Task prompt
Copy each line that has the string "Graded" somewhere in it.

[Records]
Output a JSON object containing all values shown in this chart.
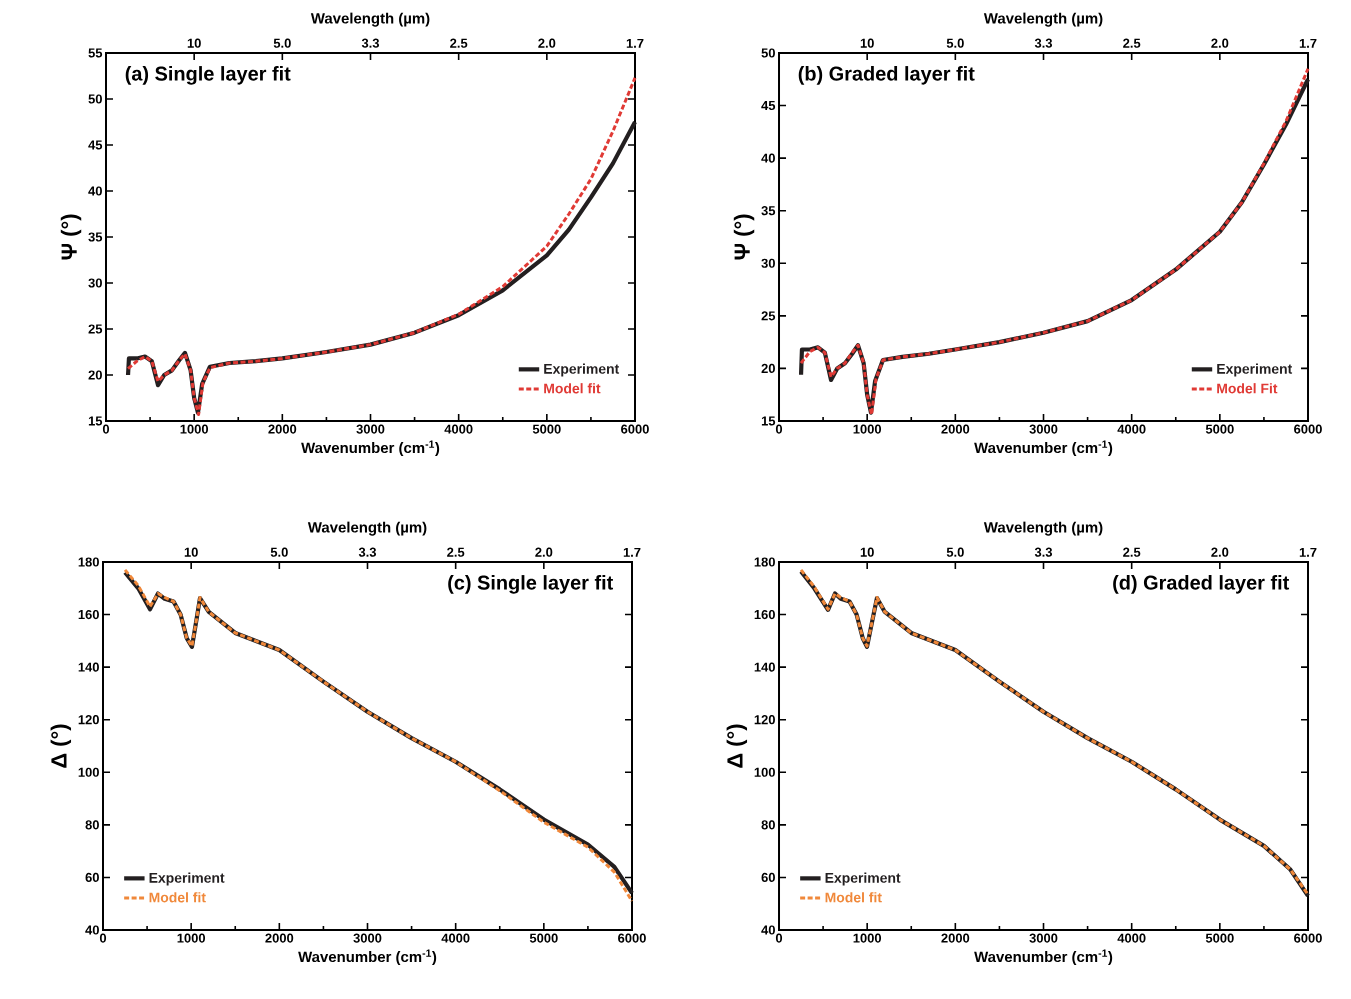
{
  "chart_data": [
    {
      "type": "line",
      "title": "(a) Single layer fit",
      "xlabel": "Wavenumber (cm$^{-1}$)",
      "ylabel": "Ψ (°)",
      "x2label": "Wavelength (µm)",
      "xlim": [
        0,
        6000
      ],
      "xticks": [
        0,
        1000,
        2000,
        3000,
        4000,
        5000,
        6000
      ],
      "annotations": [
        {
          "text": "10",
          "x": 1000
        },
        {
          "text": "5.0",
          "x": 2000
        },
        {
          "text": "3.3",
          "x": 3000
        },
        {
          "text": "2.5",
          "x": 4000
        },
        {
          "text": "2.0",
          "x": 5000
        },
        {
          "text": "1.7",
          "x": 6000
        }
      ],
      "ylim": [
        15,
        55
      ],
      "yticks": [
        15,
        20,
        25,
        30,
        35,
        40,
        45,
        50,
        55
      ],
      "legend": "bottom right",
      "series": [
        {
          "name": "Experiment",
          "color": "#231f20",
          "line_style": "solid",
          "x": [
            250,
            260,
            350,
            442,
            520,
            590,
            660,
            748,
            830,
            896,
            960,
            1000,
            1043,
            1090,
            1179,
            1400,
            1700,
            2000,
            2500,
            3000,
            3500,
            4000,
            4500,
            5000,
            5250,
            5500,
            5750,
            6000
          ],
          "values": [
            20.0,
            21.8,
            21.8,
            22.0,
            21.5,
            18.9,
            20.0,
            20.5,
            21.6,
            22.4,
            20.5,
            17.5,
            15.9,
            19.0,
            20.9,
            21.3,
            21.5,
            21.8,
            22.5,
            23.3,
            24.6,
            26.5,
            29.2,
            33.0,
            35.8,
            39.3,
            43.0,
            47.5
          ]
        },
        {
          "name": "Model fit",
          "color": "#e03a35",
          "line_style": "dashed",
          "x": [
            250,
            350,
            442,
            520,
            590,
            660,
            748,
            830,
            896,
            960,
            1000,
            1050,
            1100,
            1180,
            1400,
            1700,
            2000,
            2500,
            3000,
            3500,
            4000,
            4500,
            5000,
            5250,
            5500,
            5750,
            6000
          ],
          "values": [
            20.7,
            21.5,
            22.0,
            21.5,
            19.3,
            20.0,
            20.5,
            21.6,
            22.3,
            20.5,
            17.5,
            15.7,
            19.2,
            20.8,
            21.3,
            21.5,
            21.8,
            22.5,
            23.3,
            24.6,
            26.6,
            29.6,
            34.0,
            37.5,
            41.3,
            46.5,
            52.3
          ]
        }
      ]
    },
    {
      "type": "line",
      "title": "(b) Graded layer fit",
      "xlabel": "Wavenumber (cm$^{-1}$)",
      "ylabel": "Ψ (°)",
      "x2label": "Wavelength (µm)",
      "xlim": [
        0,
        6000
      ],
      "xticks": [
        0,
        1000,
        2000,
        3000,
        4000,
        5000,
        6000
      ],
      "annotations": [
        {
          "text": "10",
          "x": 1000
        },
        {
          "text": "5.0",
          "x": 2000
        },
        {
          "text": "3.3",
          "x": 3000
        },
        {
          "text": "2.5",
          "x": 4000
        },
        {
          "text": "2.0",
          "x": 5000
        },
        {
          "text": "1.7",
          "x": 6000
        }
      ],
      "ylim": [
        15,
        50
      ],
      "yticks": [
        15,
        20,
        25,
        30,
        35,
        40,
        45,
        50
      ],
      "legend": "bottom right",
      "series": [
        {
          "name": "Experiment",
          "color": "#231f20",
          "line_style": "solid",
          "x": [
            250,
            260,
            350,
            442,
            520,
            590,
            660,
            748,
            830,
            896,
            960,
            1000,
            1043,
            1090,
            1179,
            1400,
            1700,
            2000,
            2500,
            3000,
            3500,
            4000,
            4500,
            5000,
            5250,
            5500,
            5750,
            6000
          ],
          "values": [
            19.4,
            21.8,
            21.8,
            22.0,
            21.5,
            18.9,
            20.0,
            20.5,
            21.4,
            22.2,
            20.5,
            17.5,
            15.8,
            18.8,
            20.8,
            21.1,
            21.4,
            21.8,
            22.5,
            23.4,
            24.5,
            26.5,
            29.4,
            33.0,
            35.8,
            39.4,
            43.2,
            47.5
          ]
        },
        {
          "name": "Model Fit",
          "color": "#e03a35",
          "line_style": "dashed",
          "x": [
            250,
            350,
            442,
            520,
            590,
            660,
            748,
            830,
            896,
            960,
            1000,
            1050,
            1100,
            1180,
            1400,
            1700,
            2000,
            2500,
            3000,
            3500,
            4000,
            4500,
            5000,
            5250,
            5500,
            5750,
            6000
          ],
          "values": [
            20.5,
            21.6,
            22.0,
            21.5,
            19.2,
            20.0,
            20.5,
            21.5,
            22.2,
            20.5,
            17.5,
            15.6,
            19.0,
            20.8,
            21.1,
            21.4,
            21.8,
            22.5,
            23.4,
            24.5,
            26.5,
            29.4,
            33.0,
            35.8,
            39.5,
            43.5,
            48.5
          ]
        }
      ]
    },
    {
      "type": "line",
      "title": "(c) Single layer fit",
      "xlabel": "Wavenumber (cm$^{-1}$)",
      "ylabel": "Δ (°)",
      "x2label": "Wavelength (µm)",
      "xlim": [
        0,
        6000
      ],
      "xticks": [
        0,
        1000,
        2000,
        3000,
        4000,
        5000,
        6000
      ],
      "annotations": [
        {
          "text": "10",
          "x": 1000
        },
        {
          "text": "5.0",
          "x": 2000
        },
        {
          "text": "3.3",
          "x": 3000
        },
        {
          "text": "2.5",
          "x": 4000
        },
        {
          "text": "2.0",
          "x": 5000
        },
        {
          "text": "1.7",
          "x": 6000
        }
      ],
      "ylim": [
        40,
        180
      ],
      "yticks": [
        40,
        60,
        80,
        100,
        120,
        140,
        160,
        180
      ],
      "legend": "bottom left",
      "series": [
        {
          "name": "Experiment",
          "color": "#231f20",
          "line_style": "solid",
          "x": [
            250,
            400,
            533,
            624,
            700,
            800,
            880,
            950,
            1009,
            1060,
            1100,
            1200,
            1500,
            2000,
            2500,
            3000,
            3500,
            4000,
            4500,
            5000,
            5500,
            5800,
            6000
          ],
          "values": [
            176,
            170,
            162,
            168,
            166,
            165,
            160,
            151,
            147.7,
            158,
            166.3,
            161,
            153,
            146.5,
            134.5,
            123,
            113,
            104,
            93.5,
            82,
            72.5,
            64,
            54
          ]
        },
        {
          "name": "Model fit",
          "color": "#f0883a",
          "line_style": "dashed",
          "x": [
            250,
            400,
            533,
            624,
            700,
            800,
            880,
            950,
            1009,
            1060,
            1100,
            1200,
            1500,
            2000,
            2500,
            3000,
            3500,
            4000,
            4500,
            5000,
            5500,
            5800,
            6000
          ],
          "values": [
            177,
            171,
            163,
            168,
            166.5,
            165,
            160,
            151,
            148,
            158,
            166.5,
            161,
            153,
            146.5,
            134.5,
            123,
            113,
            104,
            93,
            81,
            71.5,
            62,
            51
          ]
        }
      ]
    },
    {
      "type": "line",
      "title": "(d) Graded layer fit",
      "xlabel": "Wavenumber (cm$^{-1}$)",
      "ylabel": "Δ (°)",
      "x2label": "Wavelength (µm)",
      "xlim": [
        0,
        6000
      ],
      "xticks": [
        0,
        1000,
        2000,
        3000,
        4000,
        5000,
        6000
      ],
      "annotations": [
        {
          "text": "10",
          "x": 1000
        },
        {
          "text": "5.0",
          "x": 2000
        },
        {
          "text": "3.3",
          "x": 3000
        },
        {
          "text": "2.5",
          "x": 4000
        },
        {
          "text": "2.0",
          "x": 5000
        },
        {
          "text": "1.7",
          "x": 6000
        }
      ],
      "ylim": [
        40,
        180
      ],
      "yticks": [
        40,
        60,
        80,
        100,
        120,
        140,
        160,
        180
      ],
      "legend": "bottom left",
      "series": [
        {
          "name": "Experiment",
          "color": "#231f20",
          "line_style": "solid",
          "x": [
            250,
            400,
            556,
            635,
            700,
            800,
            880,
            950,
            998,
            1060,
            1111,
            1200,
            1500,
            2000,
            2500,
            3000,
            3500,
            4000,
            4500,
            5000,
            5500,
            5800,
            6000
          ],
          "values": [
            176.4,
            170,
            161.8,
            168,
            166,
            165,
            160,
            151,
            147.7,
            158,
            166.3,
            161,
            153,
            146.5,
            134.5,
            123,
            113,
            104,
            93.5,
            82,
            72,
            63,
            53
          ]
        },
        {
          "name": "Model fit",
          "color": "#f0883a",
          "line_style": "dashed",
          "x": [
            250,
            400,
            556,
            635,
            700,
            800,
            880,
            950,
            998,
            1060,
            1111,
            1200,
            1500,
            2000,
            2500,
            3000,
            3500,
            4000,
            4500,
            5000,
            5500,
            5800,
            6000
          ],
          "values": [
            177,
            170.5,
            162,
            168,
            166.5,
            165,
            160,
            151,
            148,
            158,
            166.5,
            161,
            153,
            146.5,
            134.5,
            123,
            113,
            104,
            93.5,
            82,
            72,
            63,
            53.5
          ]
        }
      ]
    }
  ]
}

Full response
      "title": "(b) Graded layer fit",
      "title": "(d) Graded layer fit",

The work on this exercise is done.